• **TASK INSTRUCTIONS**: The records below must be retyped exactly.

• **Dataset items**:
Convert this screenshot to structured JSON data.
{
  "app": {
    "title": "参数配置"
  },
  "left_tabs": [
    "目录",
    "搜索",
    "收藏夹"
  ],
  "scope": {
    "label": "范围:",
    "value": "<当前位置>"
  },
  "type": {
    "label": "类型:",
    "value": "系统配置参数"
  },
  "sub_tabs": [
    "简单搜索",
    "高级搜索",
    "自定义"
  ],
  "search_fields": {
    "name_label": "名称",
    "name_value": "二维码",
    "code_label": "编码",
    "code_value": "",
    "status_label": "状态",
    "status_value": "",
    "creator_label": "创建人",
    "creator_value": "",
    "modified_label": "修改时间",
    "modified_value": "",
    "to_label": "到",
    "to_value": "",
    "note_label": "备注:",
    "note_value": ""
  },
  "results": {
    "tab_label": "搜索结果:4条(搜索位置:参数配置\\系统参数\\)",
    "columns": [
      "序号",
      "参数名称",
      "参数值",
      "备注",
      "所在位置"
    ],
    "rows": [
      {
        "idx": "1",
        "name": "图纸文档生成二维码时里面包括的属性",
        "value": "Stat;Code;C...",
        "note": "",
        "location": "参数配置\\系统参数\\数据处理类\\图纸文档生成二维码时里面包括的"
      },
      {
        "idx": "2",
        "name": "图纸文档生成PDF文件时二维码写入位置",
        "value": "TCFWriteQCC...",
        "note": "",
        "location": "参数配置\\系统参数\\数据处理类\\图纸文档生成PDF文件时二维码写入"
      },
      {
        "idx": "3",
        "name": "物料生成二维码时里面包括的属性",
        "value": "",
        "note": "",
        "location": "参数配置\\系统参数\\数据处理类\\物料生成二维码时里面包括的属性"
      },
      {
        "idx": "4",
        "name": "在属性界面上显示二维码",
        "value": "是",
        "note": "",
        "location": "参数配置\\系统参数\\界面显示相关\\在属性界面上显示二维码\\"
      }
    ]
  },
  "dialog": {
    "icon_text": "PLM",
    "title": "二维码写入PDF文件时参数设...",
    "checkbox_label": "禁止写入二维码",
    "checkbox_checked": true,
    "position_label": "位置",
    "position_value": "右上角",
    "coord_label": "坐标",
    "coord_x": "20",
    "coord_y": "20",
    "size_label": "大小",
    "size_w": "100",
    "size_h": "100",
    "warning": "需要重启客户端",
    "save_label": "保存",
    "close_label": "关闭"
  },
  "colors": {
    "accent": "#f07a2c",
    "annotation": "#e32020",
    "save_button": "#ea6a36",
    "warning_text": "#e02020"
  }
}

• **RESULT**:
Convert this screenshot to structured JSON data.
{
  "app": {
    "title": "参数配置"
  },
  "left_tabs": [
    "目录",
    "搜索",
    "收藏夹"
  ],
  "scope": {
    "label": "范围:",
    "value": "<当前位置>"
  },
  "type": {
    "label": "类型:",
    "value": "系统配置参数"
  },
  "sub_tabs": [
    "简单搜索",
    "高级搜索",
    "自定义"
  ],
  "search_fields": {
    "name_label": "名称",
    "name_value": "二维码",
    "code_label": "编码",
    "code_value": "",
    "status_label": "状态",
    "status_value": "",
    "creator_label": "创建人",
    "creator_value": "",
    "modified_label": "修改时间",
    "modified_value": "",
    "to_label": "到",
    "to_value": "",
    "note_label": "备注:",
    "note_value": ""
  },
  "results": {
    "tab_label": "搜索结果:4条(搜索位置:参数配置\\系统参数\\)",
    "columns": [
      "序号",
      "参数名称",
      "参数值",
      "备注",
      "所在位置"
    ],
    "rows": [
      {
        "idx": "1",
        "name": "图纸文档生成二维码时里面包括的属性",
        "value": "Stat;Code;C...",
        "note": "",
        "location": "参数配置\\系统参数\\数据处理类\\图纸文档生成二维码时里面包括的"
      },
      {
        "idx": "2",
        "name": "图纸文档生成PDF文件时二维码写入位置",
        "value": "TCFWriteQCC...",
        "note": "",
        "location": "参数配置\\系统参数\\数据处理类\\图纸文档生成PDF文件时二维码写入"
      },
      {
        "idx": "3",
        "name": "物料生成二维码时里面包括的属性",
        "value": "",
        "note": "",
        "location": "参数配置\\系统参数\\数据处理类\\物料生成二维码时里面包括的属性"
      },
      {
        "idx": "4",
        "name": "在属性界面上显示二维码",
        "value": "是",
        "note": "",
        "location": "参数配置\\系统参数\\界面显示相关\\在属性界面上显示二维码\\"
      }
    ]
  },
  "dialog": {
    "icon_text": "PLM",
    "title": "二维码写入PDF文件时参数设...",
    "checkbox_label": "禁止写入二维码",
    "checkbox_checked": true,
    "position_label": "位置",
    "position_value": "右上角",
    "coord_label": "坐标",
    "coord_x": "20",
    "coord_y": "20",
    "size_label": "大小",
    "size_w": "100",
    "size_h": "100",
    "warning": "需要重启客户端",
    "save_label": "保存",
    "close_label": "关闭"
  },
  "colors": {
    "accent": "#f07a2c",
    "annotation": "#e32020",
    "save_button": "#ea6a36",
    "warning_text": "#e02020"
  }
}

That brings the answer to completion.